▼▼▼

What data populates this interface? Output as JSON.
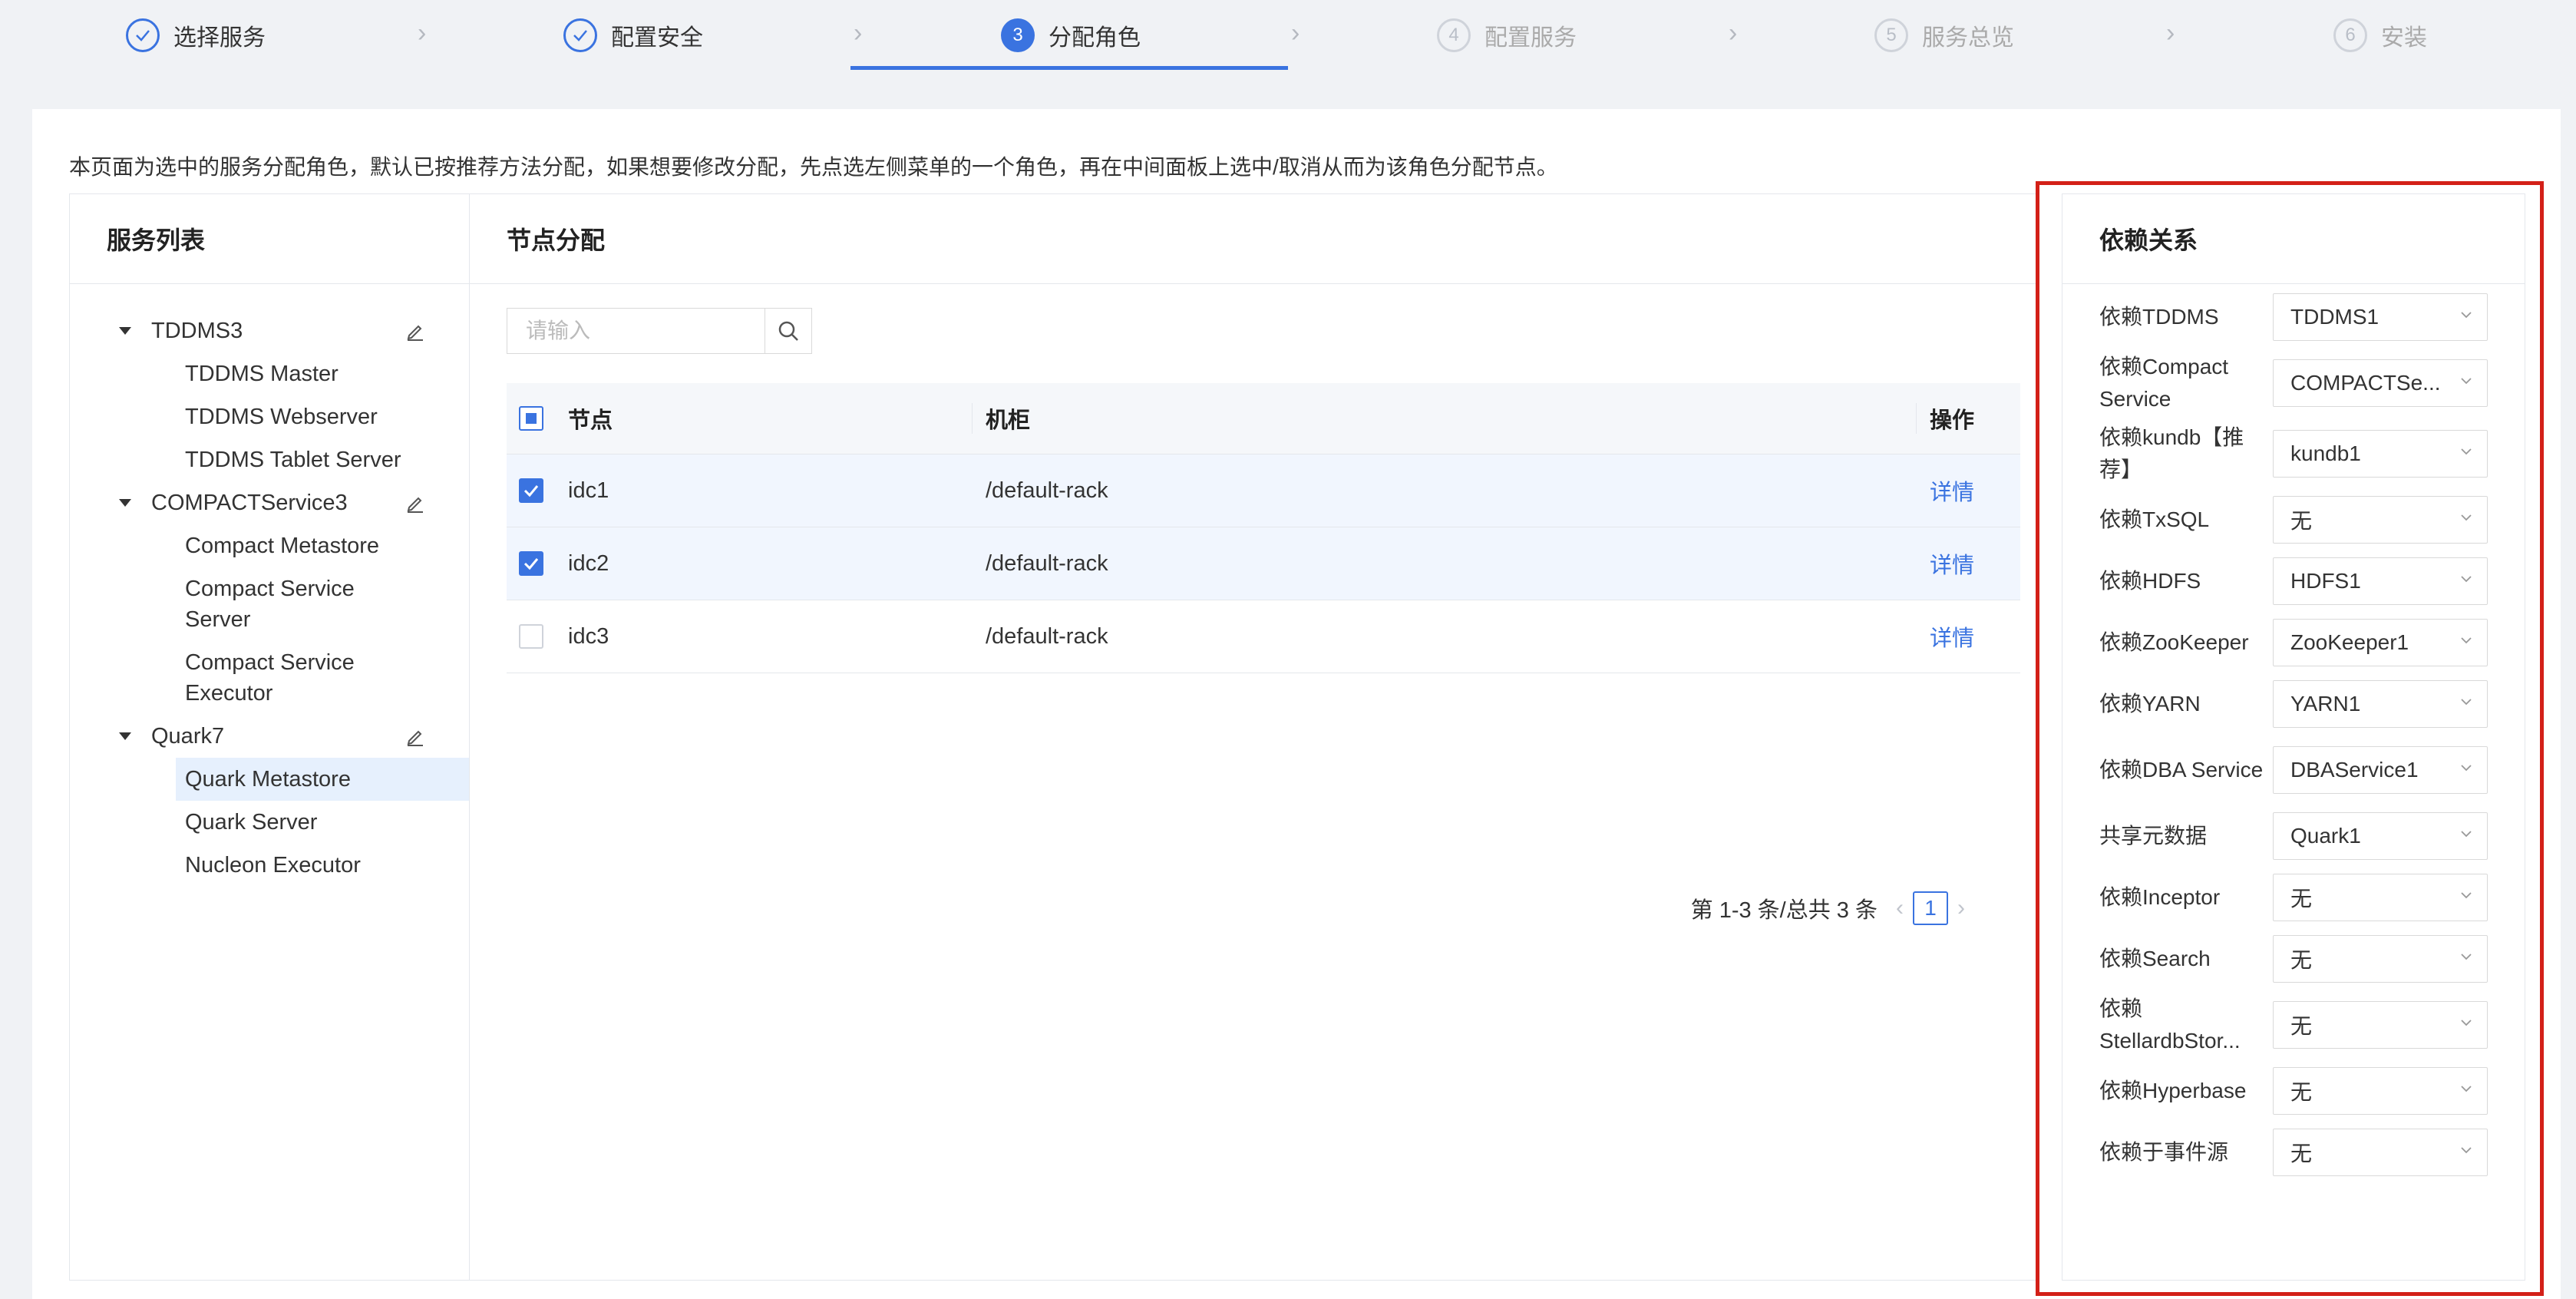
{
  "steps": [
    {
      "label": "选择服务",
      "num": "",
      "state": "done"
    },
    {
      "label": "配置安全",
      "num": "",
      "state": "done"
    },
    {
      "label": "分配角色",
      "num": "3",
      "state": "active"
    },
    {
      "label": "配置服务",
      "num": "4",
      "state": "wait"
    },
    {
      "label": "服务总览",
      "num": "5",
      "state": "wait"
    },
    {
      "label": "安装",
      "num": "6",
      "state": "wait"
    }
  ],
  "description": "本页面为选中的服务分配角色，默认已按推荐方法分配，如果想要修改分配，先点选左侧菜单的一个角色，再在中间面板上选中/取消从而为该角色分配节点。",
  "left_panel": {
    "title": "服务列表",
    "groups": [
      {
        "name": "TDDMS3",
        "items": [
          "TDDMS Master",
          "TDDMS Webserver",
          "TDDMS Tablet Server"
        ]
      },
      {
        "name": "COMPACTService3",
        "items": [
          "Compact Metastore",
          "Compact Service Server",
          "Compact Service Executor"
        ]
      },
      {
        "name": "Quark7",
        "items": [
          "Quark Metastore",
          "Quark Server",
          "Nucleon Executor"
        ]
      }
    ],
    "selected_item": "Quark Metastore"
  },
  "center_panel": {
    "title": "节点分配",
    "search_placeholder": "请输入",
    "columns": {
      "node": "节点",
      "rack": "机柜",
      "op": "操作"
    },
    "rows": [
      {
        "node": "idc1",
        "rack": "/default-rack",
        "op": "详情",
        "checked": true
      },
      {
        "node": "idc2",
        "rack": "/default-rack",
        "op": "详情",
        "checked": true
      },
      {
        "node": "idc3",
        "rack": "/default-rack",
        "op": "详情",
        "checked": false
      }
    ],
    "pagination": {
      "summary": "第 1-3 条/总共 3 条",
      "current_page": "1"
    }
  },
  "right_panel": {
    "title": "依赖关系",
    "deps": [
      {
        "label": "依赖TDDMS",
        "value": "TDDMS1"
      },
      {
        "label": "依赖Compact Service",
        "value": "COMPACTSe..."
      },
      {
        "label": "依赖kundb【推荐】",
        "value": "kundb1"
      },
      {
        "label": "依赖TxSQL",
        "value": "无"
      },
      {
        "label": "依赖HDFS",
        "value": "HDFS1"
      },
      {
        "label": "依赖ZooKeeper",
        "value": "ZooKeeper1"
      },
      {
        "label": "依赖YARN",
        "value": "YARN1"
      },
      {
        "label": "依赖DBA Service",
        "value": "DBAService1"
      },
      {
        "label": "共享元数据",
        "value": "Quark1"
      },
      {
        "label": "依赖Inceptor",
        "value": "无"
      },
      {
        "label": "依赖Search",
        "value": "无"
      },
      {
        "label": "依赖StellardbStor...",
        "value": "无"
      },
      {
        "label": "依赖Hyperbase",
        "value": "无"
      },
      {
        "label": "依赖于事件源",
        "value": "无"
      }
    ]
  },
  "colors": {
    "accent": "#3a73e0",
    "highlight_border": "#d32018",
    "selected_bg": "#e6f0fd"
  }
}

▲▲▲

Stated task
Repeat the records above verbatim, with no pictures in the result.

Task response
What data populates this interface? Output as JSON.
{
  "steps": [
    {
      "label": "选择服务",
      "num": "",
      "state": "done"
    },
    {
      "label": "配置安全",
      "num": "",
      "state": "done"
    },
    {
      "label": "分配角色",
      "num": "3",
      "state": "active"
    },
    {
      "label": "配置服务",
      "num": "4",
      "state": "wait"
    },
    {
      "label": "服务总览",
      "num": "5",
      "state": "wait"
    },
    {
      "label": "安装",
      "num": "6",
      "state": "wait"
    }
  ],
  "description": "本页面为选中的服务分配角色，默认已按推荐方法分配，如果想要修改分配，先点选左侧菜单的一个角色，再在中间面板上选中/取消从而为该角色分配节点。",
  "left_panel": {
    "title": "服务列表",
    "groups": [
      {
        "name": "TDDMS3",
        "items": [
          "TDDMS Master",
          "TDDMS Webserver",
          "TDDMS Tablet Server"
        ]
      },
      {
        "name": "COMPACTService3",
        "items": [
          "Compact Metastore",
          "Compact Service Server",
          "Compact Service Executor"
        ]
      },
      {
        "name": "Quark7",
        "items": [
          "Quark Metastore",
          "Quark Server",
          "Nucleon Executor"
        ]
      }
    ],
    "selected_item": "Quark Metastore"
  },
  "center_panel": {
    "title": "节点分配",
    "search_placeholder": "请输入",
    "columns": {
      "node": "节点",
      "rack": "机柜",
      "op": "操作"
    },
    "rows": [
      {
        "node": "idc1",
        "rack": "/default-rack",
        "op": "详情",
        "checked": true
      },
      {
        "node": "idc2",
        "rack": "/default-rack",
        "op": "详情",
        "checked": true
      },
      {
        "node": "idc3",
        "rack": "/default-rack",
        "op": "详情",
        "checked": false
      }
    ],
    "pagination": {
      "summary": "第 1-3 条/总共 3 条",
      "current_page": "1"
    }
  },
  "right_panel": {
    "title": "依赖关系",
    "deps": [
      {
        "label": "依赖TDDMS",
        "value": "TDDMS1"
      },
      {
        "label": "依赖Compact Service",
        "value": "COMPACTSe..."
      },
      {
        "label": "依赖kundb【推荐】",
        "value": "kundb1"
      },
      {
        "label": "依赖TxSQL",
        "value": "无"
      },
      {
        "label": "依赖HDFS",
        "value": "HDFS1"
      },
      {
        "label": "依赖ZooKeeper",
        "value": "ZooKeeper1"
      },
      {
        "label": "依赖YARN",
        "value": "YARN1"
      },
      {
        "label": "依赖DBA Service",
        "value": "DBAService1"
      },
      {
        "label": "共享元数据",
        "value": "Quark1"
      },
      {
        "label": "依赖Inceptor",
        "value": "无"
      },
      {
        "label": "依赖Search",
        "value": "无"
      },
      {
        "label": "依赖StellardbStor...",
        "value": "无"
      },
      {
        "label": "依赖Hyperbase",
        "value": "无"
      },
      {
        "label": "依赖于事件源",
        "value": "无"
      }
    ]
  },
  "colors": {
    "accent": "#3a73e0",
    "highlight_border": "#d32018",
    "selected_bg": "#e6f0fd"
  }
}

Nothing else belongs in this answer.